### TASK INSTRUCTIONS:
Could you reproduce the entries below word for word, starting with the first line and ending after the line that contains "List every element"?

### DATASET CONTENT:
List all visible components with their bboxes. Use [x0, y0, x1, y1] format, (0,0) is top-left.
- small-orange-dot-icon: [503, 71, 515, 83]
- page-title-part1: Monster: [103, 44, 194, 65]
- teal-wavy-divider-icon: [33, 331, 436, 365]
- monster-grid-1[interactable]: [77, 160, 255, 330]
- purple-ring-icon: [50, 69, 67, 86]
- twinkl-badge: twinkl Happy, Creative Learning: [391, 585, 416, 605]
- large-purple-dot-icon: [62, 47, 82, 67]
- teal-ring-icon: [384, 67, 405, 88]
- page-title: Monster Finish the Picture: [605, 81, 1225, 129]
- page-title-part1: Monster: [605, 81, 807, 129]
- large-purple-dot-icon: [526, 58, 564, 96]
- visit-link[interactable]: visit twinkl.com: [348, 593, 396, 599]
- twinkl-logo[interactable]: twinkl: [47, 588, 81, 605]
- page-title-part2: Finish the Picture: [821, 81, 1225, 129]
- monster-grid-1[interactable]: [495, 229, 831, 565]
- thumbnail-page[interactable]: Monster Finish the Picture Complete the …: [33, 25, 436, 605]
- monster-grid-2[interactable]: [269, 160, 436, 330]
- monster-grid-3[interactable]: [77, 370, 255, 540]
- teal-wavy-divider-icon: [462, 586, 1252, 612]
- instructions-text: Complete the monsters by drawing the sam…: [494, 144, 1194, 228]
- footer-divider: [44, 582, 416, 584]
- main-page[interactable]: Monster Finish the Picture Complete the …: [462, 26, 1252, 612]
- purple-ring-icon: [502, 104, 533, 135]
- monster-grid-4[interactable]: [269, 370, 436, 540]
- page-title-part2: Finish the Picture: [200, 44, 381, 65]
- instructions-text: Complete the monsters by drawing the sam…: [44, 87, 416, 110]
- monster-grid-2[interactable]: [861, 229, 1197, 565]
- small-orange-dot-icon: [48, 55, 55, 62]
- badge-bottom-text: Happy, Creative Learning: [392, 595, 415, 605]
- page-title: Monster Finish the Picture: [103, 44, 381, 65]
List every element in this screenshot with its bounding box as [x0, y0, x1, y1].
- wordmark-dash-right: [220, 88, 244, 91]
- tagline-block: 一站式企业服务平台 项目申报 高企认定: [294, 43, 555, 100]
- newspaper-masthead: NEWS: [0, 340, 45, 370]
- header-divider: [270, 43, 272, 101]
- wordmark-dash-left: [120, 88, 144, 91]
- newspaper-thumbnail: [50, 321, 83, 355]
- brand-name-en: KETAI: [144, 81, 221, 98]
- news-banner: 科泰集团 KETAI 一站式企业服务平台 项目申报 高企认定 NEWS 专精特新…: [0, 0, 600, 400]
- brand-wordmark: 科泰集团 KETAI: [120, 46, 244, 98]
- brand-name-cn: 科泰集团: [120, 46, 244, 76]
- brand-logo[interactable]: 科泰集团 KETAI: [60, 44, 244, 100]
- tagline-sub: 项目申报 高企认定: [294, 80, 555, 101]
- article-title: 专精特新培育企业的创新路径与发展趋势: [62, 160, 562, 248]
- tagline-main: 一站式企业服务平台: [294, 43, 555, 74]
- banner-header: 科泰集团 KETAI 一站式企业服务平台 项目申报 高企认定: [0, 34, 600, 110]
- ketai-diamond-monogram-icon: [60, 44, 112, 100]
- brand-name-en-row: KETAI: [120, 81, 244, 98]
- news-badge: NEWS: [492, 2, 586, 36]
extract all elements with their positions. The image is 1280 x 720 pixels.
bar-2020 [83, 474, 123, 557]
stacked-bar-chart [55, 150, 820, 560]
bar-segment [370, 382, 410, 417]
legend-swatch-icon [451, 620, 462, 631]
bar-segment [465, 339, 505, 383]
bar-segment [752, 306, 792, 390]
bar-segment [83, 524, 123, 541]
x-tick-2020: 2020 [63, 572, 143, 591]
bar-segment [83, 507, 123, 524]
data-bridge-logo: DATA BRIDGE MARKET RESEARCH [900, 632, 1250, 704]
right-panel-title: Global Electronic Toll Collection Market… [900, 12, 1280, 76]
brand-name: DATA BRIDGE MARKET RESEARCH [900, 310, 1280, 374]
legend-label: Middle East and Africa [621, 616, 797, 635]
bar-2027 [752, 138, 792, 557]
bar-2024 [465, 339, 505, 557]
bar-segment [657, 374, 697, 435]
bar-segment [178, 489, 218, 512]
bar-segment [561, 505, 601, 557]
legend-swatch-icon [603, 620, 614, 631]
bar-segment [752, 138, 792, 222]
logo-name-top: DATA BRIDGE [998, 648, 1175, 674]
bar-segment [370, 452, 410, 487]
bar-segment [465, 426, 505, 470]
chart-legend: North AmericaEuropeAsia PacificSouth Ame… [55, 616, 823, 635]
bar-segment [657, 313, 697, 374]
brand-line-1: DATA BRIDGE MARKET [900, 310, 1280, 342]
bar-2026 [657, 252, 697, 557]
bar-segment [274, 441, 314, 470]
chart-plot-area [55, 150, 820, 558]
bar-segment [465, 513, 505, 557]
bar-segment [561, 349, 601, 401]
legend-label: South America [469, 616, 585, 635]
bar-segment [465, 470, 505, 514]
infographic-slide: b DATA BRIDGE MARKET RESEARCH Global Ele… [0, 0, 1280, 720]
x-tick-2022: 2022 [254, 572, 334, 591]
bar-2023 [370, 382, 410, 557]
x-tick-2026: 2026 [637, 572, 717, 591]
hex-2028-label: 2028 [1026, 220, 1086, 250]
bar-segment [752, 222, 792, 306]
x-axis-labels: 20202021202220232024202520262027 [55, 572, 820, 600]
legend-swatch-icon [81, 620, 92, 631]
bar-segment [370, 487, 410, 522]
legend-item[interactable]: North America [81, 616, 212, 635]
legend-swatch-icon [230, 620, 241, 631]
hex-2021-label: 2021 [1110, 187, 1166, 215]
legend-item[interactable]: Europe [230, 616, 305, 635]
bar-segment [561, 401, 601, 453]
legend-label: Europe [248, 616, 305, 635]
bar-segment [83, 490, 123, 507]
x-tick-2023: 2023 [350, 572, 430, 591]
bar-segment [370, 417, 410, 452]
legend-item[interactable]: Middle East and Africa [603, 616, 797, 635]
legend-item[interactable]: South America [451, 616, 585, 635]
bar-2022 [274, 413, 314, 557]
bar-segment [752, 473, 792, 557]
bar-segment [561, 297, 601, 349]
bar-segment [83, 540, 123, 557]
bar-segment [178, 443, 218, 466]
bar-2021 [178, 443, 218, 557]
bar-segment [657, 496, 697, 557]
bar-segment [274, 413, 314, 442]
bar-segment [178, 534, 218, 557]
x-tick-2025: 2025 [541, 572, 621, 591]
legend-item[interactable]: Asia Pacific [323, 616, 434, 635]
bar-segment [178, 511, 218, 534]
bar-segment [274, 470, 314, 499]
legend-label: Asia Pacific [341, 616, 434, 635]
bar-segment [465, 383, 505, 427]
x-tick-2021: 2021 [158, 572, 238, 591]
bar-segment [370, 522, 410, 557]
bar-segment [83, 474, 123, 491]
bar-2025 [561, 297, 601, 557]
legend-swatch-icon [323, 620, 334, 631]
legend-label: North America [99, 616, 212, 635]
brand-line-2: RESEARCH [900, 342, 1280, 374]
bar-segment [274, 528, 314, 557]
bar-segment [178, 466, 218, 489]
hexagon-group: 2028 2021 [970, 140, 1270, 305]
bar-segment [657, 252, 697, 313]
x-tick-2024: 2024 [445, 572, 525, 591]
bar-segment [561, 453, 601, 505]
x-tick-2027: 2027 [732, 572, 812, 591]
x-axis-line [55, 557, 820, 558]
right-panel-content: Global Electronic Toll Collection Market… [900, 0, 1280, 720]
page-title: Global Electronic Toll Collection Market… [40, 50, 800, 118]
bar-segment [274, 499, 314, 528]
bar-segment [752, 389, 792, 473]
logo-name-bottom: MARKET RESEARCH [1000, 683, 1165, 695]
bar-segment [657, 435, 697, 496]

### SOLUTION TO THIS PROBLEM:
List all visible components with their bboxes. Use [x0, y0, x1, y1] format, (0,0) is top-left.
- small-orange-dot-icon: [503, 71, 515, 83]
- page-title-part1: Monster: [103, 44, 194, 65]
- teal-wavy-divider-icon: [33, 331, 436, 365]
- monster-grid-1[interactable]: [77, 160, 255, 330]
- purple-ring-icon: [50, 69, 67, 86]
- twinkl-badge: twinkl Happy, Creative Learning: [391, 585, 416, 605]
- large-purple-dot-icon: [62, 47, 82, 67]
- teal-ring-icon: [384, 67, 405, 88]
- page-title: Monster Finish the Picture: [605, 81, 1225, 129]
- page-title-part1: Monster: [605, 81, 807, 129]
- large-purple-dot-icon: [526, 58, 564, 96]
- visit-link[interactable]: visit twinkl.com: [348, 593, 396, 599]
- twinkl-logo[interactable]: twinkl: [47, 588, 81, 605]
- page-title-part2: Finish the Picture: [821, 81, 1225, 129]
- monster-grid-1[interactable]: [495, 229, 831, 565]
- thumbnail-page[interactable]: Monster Finish the Picture Complete the …: [33, 25, 436, 605]
- monster-grid-2[interactable]: [269, 160, 436, 330]
- monster-grid-3[interactable]: [77, 370, 255, 540]
- teal-wavy-divider-icon: [462, 586, 1252, 612]
- instructions-text: Complete the monsters by drawing the sam…: [494, 144, 1194, 228]
- footer-divider: [44, 582, 416, 584]
- main-page[interactable]: Monster Finish the Picture Complete the …: [462, 26, 1252, 612]
- purple-ring-icon: [502, 104, 533, 135]
- monster-grid-4[interactable]: [269, 370, 436, 540]
- page-title-part2: Finish the Picture: [200, 44, 381, 65]
- instructions-text: Complete the monsters by drawing the sam…: [44, 87, 416, 110]
- monster-grid-2[interactable]: [861, 229, 1197, 565]
- small-orange-dot-icon: [48, 55, 55, 62]
- badge-bottom-text: Happy, Creative Learning: [392, 595, 415, 605]
- page-title: Monster Finish the Picture: [103, 44, 381, 65]
List every element in this screenshot with its bounding box as [x0, y0, x1, y1].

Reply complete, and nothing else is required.